TASK MATERIAL:

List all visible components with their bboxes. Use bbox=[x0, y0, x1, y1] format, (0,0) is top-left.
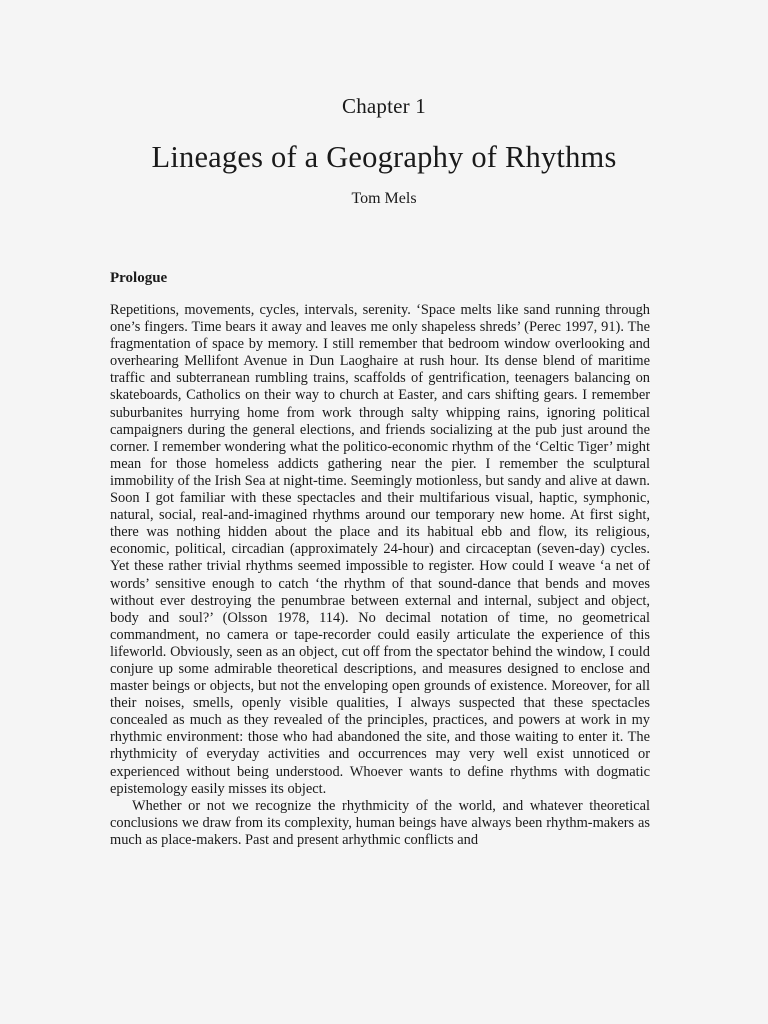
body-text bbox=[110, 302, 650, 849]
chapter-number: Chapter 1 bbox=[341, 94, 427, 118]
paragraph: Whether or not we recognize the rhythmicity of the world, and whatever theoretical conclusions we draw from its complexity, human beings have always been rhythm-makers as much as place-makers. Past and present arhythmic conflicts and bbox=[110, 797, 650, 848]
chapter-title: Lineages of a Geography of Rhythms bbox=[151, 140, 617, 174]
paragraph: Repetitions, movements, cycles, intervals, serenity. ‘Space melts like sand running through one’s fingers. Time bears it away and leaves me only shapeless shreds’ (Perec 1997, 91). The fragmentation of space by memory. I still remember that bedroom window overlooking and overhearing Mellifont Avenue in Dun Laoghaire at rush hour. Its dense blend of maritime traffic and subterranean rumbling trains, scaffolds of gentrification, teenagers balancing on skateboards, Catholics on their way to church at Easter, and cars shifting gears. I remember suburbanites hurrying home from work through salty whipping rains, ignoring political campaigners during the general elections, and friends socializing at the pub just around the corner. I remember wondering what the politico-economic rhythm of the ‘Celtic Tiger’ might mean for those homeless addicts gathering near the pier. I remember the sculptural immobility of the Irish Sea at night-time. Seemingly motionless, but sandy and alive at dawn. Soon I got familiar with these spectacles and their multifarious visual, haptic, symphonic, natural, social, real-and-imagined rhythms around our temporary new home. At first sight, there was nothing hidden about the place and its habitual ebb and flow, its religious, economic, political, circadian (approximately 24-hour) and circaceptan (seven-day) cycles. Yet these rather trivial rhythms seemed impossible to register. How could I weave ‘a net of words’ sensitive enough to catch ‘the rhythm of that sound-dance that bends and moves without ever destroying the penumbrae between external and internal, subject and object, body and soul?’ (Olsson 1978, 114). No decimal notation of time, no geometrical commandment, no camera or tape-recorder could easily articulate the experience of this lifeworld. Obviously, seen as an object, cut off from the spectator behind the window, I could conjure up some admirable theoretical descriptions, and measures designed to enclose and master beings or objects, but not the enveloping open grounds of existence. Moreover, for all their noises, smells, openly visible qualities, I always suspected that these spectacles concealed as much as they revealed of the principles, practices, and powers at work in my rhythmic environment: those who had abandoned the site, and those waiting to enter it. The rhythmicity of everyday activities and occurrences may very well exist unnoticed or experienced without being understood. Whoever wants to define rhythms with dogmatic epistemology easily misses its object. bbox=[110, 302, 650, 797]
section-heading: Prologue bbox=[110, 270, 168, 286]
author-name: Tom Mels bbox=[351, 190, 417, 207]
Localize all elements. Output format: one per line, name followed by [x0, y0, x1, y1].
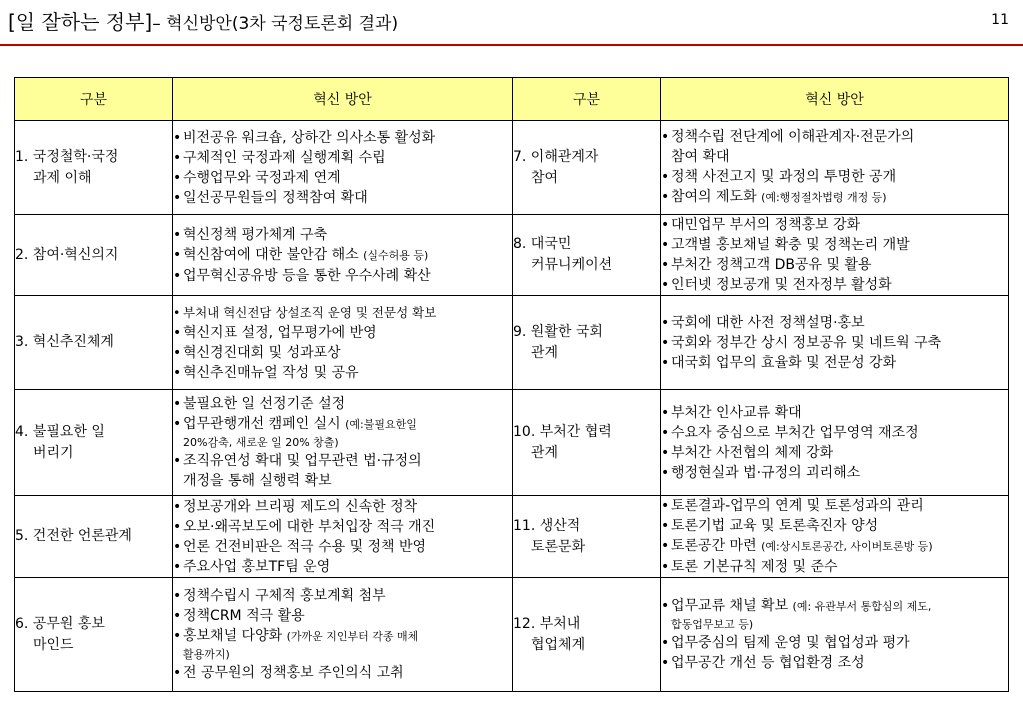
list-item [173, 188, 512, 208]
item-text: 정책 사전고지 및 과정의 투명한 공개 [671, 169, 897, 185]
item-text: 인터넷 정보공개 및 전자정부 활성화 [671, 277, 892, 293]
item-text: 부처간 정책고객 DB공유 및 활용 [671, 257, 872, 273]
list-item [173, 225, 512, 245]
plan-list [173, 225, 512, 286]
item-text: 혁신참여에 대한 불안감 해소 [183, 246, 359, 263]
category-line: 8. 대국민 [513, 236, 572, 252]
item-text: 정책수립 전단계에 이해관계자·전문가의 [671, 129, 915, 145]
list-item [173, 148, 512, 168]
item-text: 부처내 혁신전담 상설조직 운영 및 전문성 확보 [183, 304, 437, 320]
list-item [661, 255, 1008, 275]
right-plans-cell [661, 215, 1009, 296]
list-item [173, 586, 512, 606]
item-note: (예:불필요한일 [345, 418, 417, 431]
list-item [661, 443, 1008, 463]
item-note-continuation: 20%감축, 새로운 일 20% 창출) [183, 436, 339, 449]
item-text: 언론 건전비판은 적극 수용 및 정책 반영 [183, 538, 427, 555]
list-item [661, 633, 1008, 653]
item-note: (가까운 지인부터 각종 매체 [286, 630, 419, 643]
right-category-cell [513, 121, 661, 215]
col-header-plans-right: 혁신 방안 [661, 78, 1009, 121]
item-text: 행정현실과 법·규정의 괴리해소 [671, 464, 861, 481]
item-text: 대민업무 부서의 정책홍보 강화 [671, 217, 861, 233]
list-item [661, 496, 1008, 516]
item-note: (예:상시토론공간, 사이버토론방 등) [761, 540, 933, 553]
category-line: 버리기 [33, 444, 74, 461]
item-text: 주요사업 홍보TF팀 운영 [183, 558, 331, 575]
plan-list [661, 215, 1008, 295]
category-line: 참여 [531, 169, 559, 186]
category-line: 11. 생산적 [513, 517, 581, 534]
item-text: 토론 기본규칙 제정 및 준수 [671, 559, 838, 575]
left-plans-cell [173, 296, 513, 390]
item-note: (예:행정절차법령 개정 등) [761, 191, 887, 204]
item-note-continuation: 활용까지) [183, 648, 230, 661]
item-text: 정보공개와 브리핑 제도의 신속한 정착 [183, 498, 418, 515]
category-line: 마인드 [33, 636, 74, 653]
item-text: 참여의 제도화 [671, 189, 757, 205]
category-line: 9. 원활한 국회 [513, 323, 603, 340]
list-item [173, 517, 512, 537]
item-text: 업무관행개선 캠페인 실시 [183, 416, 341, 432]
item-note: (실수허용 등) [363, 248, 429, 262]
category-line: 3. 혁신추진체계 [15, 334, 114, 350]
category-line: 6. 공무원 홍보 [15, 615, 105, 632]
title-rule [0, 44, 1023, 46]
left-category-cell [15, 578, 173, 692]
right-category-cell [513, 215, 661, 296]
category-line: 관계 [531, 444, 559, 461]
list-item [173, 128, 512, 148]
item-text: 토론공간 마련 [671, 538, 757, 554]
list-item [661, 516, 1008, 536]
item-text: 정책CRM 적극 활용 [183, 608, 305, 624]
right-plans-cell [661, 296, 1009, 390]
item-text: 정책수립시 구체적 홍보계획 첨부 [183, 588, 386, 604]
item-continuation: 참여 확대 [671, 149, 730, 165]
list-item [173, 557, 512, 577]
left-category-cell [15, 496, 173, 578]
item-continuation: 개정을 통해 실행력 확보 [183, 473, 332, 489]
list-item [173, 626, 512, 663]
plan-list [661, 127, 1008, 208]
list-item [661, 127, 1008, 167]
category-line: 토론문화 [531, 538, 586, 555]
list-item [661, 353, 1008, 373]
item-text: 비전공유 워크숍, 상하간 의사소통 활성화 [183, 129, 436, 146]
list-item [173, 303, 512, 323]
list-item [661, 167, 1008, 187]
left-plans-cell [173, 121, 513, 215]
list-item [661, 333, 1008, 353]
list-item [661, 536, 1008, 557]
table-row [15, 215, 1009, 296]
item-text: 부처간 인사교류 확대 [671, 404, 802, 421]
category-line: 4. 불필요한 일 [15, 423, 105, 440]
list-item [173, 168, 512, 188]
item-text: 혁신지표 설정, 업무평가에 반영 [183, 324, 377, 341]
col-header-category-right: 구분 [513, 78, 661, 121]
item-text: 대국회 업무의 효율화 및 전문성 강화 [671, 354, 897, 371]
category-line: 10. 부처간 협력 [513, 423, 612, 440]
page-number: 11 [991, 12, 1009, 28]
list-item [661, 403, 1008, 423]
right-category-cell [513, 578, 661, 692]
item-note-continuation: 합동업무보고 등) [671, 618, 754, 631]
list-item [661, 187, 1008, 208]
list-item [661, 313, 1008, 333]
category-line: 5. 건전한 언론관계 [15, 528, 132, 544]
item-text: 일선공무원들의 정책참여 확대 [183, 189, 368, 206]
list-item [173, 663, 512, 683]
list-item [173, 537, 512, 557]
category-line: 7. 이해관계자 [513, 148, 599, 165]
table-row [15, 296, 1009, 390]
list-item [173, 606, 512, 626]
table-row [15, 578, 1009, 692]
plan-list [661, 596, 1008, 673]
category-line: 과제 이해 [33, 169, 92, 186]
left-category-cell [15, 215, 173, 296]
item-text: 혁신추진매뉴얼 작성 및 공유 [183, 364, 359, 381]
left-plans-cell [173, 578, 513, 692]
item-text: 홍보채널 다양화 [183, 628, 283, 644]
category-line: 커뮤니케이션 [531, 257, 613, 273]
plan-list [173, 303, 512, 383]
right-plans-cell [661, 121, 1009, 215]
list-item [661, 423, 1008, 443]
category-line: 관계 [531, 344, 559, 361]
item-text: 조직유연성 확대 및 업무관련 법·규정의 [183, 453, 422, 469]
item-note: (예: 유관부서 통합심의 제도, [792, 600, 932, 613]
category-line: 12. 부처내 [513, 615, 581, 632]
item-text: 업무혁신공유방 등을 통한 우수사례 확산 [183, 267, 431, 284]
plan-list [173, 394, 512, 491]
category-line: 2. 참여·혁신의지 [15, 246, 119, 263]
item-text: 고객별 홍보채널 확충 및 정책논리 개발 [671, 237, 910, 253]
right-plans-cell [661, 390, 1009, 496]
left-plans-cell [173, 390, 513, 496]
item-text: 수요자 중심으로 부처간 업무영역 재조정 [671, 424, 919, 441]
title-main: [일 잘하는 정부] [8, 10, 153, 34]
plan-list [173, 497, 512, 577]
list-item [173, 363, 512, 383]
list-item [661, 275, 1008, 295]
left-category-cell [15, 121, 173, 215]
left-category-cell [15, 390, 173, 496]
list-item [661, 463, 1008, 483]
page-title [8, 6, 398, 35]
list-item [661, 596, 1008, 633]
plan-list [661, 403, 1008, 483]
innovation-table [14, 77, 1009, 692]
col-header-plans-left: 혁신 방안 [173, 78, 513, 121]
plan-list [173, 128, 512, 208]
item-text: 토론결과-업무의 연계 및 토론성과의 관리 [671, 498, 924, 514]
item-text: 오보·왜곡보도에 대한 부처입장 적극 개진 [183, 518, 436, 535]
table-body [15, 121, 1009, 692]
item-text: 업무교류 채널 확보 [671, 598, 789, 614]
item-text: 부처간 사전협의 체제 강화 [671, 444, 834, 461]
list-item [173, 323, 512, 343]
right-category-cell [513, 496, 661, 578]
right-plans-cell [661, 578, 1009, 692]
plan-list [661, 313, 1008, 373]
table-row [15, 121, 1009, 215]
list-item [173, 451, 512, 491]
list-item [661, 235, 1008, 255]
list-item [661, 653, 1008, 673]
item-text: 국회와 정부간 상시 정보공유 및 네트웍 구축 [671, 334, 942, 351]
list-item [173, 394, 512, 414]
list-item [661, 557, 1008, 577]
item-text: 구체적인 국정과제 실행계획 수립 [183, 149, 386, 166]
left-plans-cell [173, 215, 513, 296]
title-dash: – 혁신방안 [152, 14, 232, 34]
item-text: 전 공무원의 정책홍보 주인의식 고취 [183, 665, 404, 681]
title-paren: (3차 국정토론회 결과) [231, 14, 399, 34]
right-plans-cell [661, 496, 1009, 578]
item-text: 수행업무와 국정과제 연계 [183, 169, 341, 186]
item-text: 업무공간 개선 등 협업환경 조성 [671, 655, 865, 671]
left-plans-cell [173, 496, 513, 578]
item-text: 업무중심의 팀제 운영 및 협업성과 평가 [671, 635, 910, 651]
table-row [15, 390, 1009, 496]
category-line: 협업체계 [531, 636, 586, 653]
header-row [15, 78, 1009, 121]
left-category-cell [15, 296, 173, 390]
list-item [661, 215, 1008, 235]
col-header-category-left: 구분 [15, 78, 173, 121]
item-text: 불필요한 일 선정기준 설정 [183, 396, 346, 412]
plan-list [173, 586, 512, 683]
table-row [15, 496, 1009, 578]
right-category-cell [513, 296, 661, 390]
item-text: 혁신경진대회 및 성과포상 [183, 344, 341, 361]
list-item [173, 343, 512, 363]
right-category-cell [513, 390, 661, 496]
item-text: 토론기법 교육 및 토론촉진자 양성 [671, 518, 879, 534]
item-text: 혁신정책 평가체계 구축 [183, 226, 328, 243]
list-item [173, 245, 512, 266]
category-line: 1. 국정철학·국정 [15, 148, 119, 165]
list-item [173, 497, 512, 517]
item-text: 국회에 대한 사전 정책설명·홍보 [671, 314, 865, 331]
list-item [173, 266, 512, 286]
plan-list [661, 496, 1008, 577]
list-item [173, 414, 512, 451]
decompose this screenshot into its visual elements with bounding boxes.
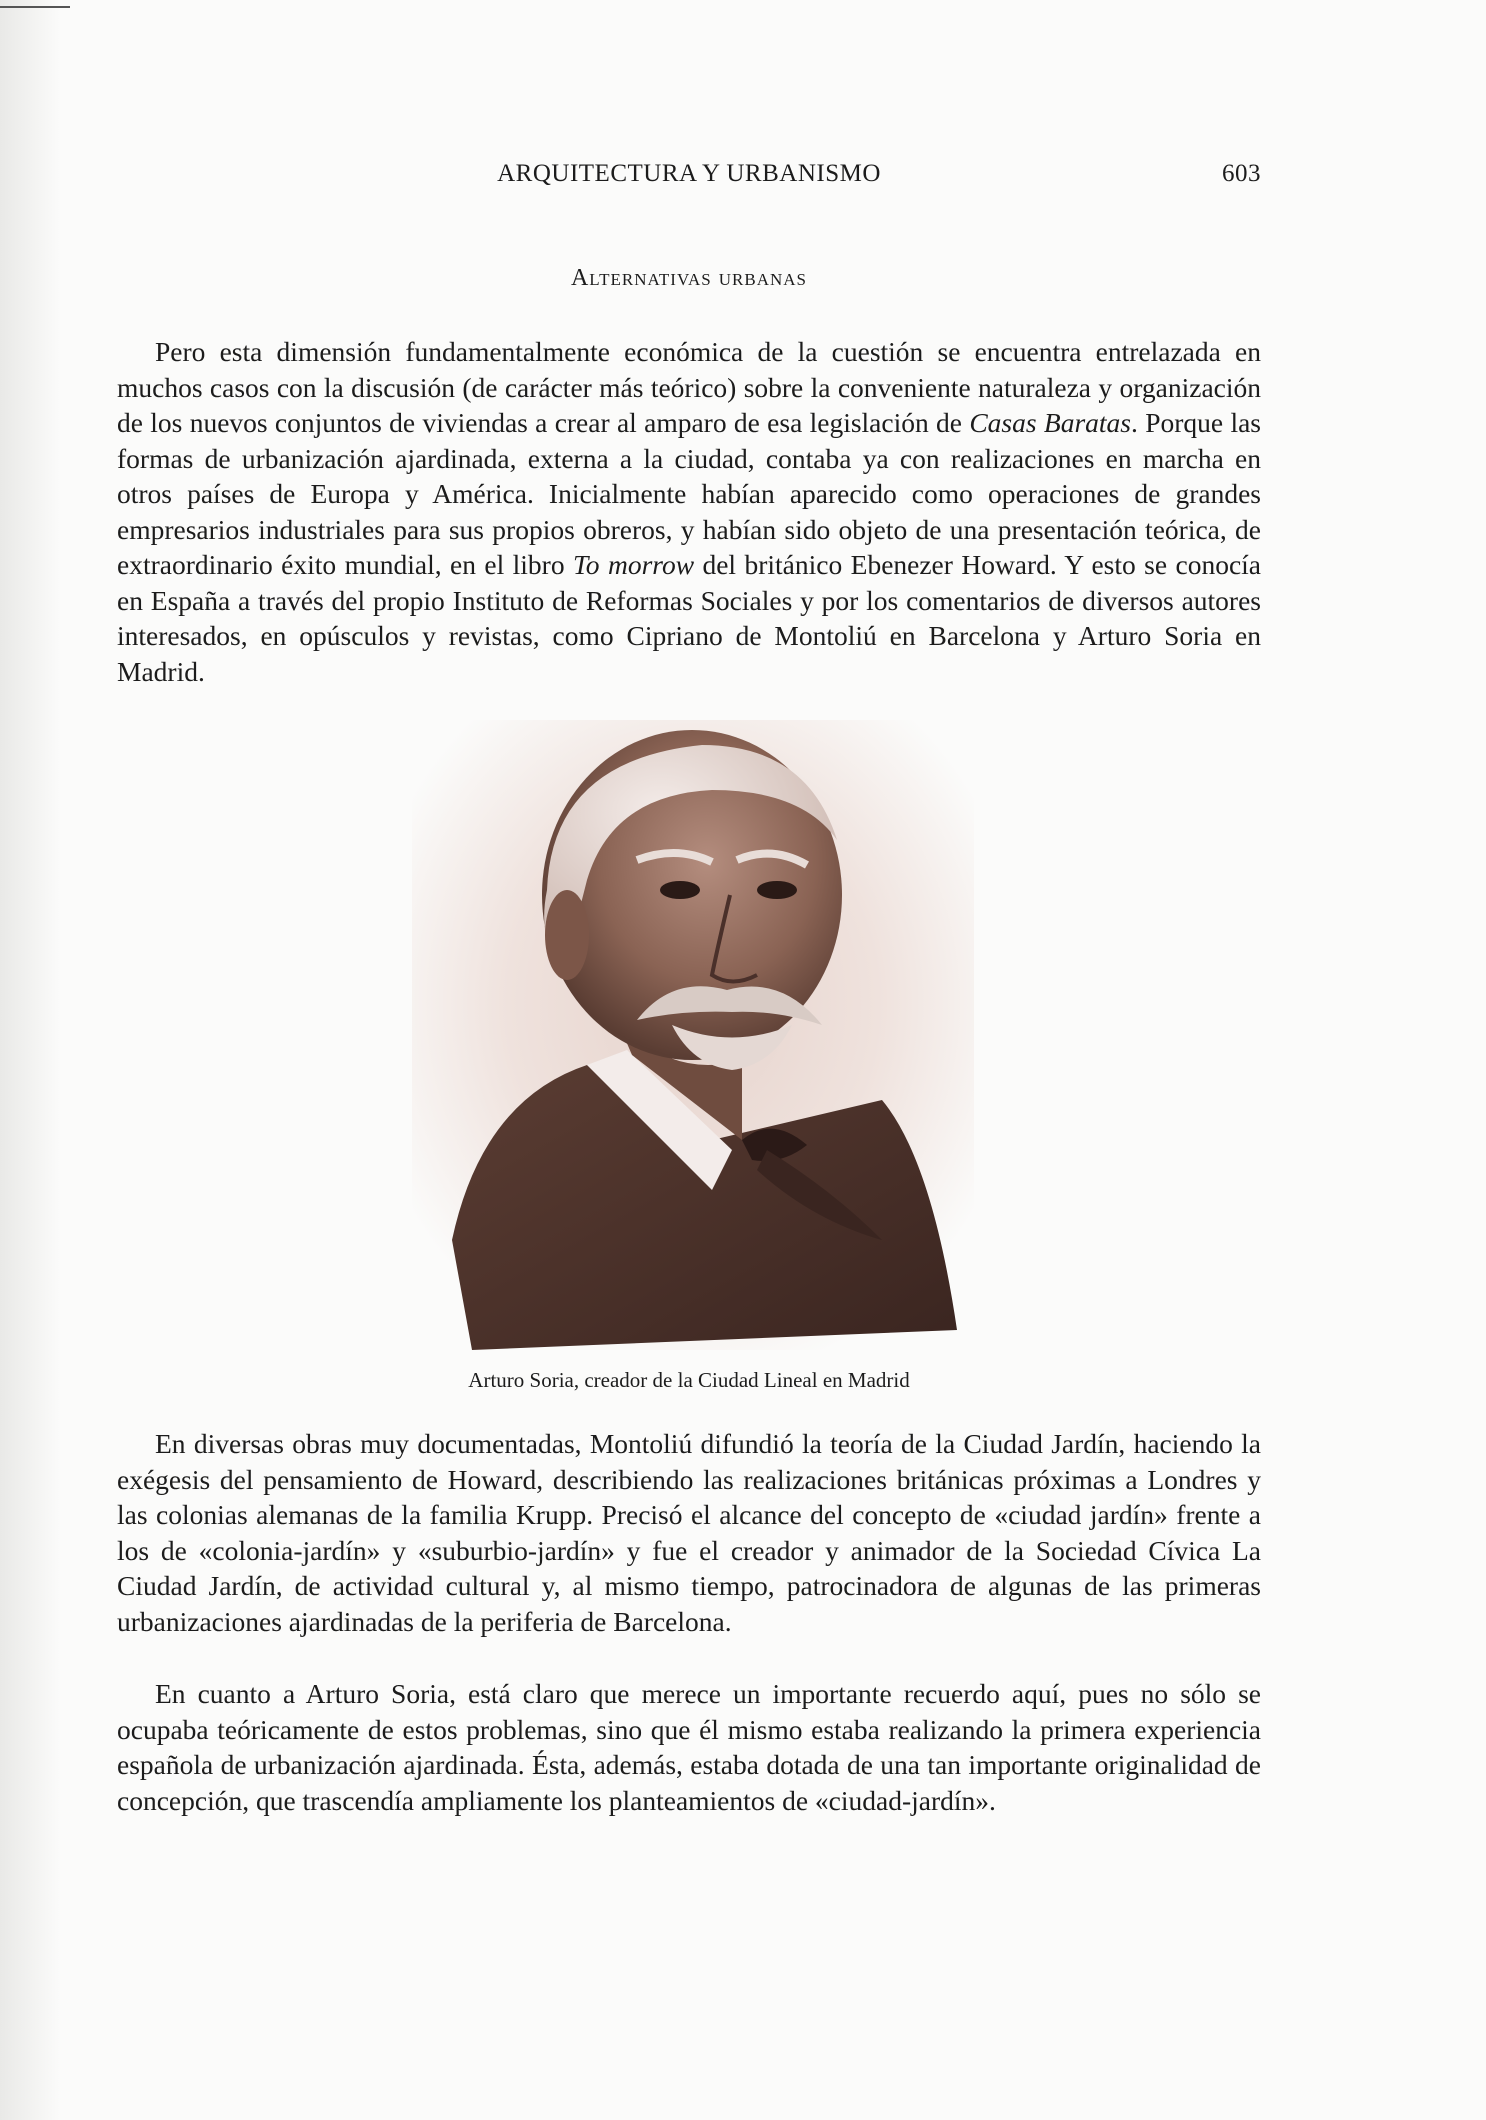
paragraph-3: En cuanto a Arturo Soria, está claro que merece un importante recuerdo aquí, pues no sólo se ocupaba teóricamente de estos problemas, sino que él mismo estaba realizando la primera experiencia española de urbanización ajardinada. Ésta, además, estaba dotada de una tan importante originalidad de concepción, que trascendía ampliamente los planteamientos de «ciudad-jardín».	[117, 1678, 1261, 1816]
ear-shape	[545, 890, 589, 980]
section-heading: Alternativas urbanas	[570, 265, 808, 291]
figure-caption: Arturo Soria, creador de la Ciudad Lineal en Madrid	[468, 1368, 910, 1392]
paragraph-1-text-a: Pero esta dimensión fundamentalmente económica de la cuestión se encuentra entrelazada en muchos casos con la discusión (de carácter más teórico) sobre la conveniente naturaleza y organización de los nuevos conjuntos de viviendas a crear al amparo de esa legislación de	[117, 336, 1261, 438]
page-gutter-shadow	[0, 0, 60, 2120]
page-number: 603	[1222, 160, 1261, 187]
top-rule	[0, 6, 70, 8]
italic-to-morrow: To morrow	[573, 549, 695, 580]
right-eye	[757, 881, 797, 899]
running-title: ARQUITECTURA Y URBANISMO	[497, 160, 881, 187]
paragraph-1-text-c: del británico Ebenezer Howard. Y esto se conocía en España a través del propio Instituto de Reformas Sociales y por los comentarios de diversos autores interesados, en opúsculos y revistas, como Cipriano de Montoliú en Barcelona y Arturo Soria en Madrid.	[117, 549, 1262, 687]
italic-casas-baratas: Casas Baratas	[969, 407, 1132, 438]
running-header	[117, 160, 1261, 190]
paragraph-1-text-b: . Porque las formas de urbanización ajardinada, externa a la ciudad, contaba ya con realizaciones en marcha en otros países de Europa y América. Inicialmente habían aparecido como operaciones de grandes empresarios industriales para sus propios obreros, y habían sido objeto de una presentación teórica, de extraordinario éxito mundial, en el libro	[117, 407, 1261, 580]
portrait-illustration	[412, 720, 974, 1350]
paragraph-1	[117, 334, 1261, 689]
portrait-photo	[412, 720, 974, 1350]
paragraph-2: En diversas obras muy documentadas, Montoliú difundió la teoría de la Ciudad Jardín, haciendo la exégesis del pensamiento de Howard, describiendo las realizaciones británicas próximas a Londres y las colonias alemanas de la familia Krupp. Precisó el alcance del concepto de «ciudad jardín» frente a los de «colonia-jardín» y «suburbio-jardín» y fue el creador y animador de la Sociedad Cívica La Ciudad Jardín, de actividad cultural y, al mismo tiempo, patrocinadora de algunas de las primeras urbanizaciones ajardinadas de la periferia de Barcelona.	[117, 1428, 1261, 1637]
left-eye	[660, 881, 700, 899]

GIVEN REQUEST:
Reproduce the rows above without changes, starting at the row containing "list-item [173, 188, 512, 208]" and ending at the row containing "right-plans-cell [661, 215, 1009, 296]", both included.

FULL RESPONSE:
list-item [173, 188, 512, 208]
item-text: 정책 사전고지 및 과정의 투명한 공개 [671, 169, 897, 185]
item-text: 인터넷 정보공개 및 전자정부 활성화 [671, 277, 892, 293]
item-text: 부처간 정책고객 DB공유 및 활용 [671, 257, 872, 273]
list-item [173, 225, 512, 245]
plan-list [173, 225, 512, 286]
item-text: 혁신참여에 대한 불안감 해소 [183, 246, 359, 263]
category-line: 8. 대국민 [513, 236, 572, 252]
item-text: 정책수립 전단계에 이해관계자·전문가의 [671, 129, 915, 145]
list-item [173, 148, 512, 168]
item-text: 부처내 혁신전담 상설조직 운영 및 전문성 확보 [183, 304, 437, 320]
list-item [661, 255, 1008, 275]
right-plans-cell [661, 215, 1009, 296]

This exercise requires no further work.